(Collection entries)

--- START ---

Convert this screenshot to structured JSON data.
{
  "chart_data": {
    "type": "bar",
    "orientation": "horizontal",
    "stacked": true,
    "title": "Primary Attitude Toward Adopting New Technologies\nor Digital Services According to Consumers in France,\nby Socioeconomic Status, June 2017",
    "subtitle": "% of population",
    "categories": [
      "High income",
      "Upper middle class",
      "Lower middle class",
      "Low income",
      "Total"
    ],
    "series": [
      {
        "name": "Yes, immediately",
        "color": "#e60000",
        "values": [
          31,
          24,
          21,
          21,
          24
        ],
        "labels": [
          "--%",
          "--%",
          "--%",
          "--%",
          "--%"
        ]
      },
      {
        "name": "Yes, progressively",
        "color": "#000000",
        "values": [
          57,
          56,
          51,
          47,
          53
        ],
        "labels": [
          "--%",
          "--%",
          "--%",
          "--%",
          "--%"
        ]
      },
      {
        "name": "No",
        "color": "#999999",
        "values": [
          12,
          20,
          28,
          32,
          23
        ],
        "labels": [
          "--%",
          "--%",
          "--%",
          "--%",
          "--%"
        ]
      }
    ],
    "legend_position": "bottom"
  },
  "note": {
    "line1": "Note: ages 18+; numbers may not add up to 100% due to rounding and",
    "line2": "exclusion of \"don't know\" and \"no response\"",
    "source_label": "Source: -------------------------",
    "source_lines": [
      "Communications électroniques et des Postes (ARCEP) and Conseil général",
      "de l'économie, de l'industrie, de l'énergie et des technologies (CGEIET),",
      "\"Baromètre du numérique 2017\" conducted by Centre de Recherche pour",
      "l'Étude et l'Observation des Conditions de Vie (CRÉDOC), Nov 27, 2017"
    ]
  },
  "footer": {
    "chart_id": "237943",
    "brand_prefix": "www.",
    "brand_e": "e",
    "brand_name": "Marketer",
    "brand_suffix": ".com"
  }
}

--- END ---

Task prompt: Select and copy every line of the material that holds the string "class".

Written solution:
      "Upper middle class",
      "Lower middle class",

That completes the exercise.